■ Goal ■
Set down each line of the material that follows, exactly, with no pictures.

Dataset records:
○ ○ ○ ○
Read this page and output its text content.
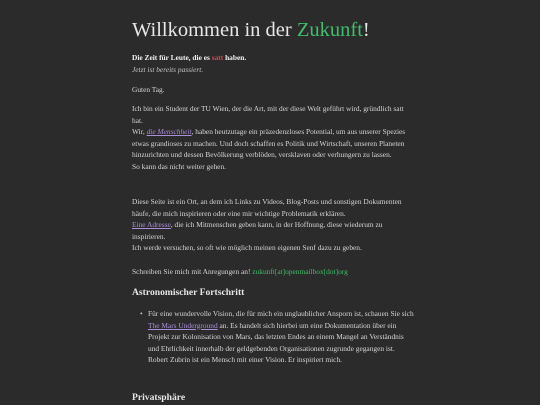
Willkommen in der Zukunft!

Die Zeit für Leute, die es satt haben.

Jetzt ist bereits passiert.

Guten Tag.

Ich bin ein Student der TU Wien, der die Art, mit der diese Welt geführt wird, gründlich satt hat.

Wir, die Menschheit, haben heutzutage ein präzedenzloses Potential, um aus unserer Spezies etwas grandioses zu machen. Und doch schaffen es Politik und Wirtschaft, unseren Planeten hinzurichten und dessen Bevölkerung verblöden, versklaven oder verhungern zu lassen.

So kann das nicht weiter gehen.

Diese Seite ist ein Ort, an dem ich Links zu Videos, Blog-Posts und sonstigen Dokumenten häufe, die mich inspirieren oder eine mir wichtige Problematik erklären.

Eine Adresse, die ich Mitmenschen geben kann, in der Hoffnung, diese wiederum zu inspirieren.

Ich werde versuchen, so oft wie möglich meinen eigenen Senf dazu zu geben.

Schreiben Sie mich mit Anregungen an! zukunft[at]openmailbox[dot]org

Astronomischer Fortschritt
• Für eine wundervolle Vision, die für mich ein unglaublicher Ansporn ist, schauen Sie sich The Mars Underground an. Es handelt sich hierbei um eine Dokumentation über ein Projekt zur Kolonisation von Mars, das letzten Endes an einem Mangel an Verständnis und Ehrlichkeit innerhalb der geldgebenden Organisationen zugrunde gegangen ist.
Robert Zubrin ist ein Mensch mit einer Vision. Er inspiriert mich.
Privatsphäre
○ ○ ○ ○
■ Result of this exercise ■
Read this page and output its text content.
Willkommen in der Zukunft!

Die Zeit für Leute, die es satt haben.

Jetzt ist bereits passiert.

Guten Tag.

Ich bin ein Student der TU Wien, der die Art, mit der diese Welt geführt wird, gründlich satt hat.

Wir, die Menschheit, haben heutzutage ein präzedenzloses Potential, um aus unserer Spezies etwas grandioses zu machen. Und doch schaffen es Politik und Wirtschaft, unseren Planeten hinzurichten und dessen Bevölkerung verblöden, versklaven oder verhungern zu lassen.

So kann das nicht weiter gehen.

Diese Seite ist ein Ort, an dem ich Links zu Videos, Blog-Posts und sonstigen Dokumenten häufe, die mich inspirieren oder eine mir wichtige Problematik erklären.

Eine Adresse, die ich Mitmenschen geben kann, in der Hoffnung, diese wiederum zu inspirieren.

Ich werde versuchen, so oft wie möglich meinen eigenen Senf dazu zu geben.

Schreiben Sie mich mit Anregungen an! zukunft[at]openmailbox[dot]org

Astronomischer Fortschritt
• Für eine wundervolle Vision, die für mich ein unglaublicher Ansporn ist, schauen Sie sich The Mars Underground an. Es handelt sich hierbei um eine Dokumentation über ein Projekt zur Kolonisation von Mars, das letzten Endes an einem Mangel an Verständnis und Ehrlichkeit innerhalb der geldgebenden Organisationen zugrunde gegangen ist.
Robert Zubrin ist ein Mensch mit einer Vision. Er inspiriert mich.
Privatsphäre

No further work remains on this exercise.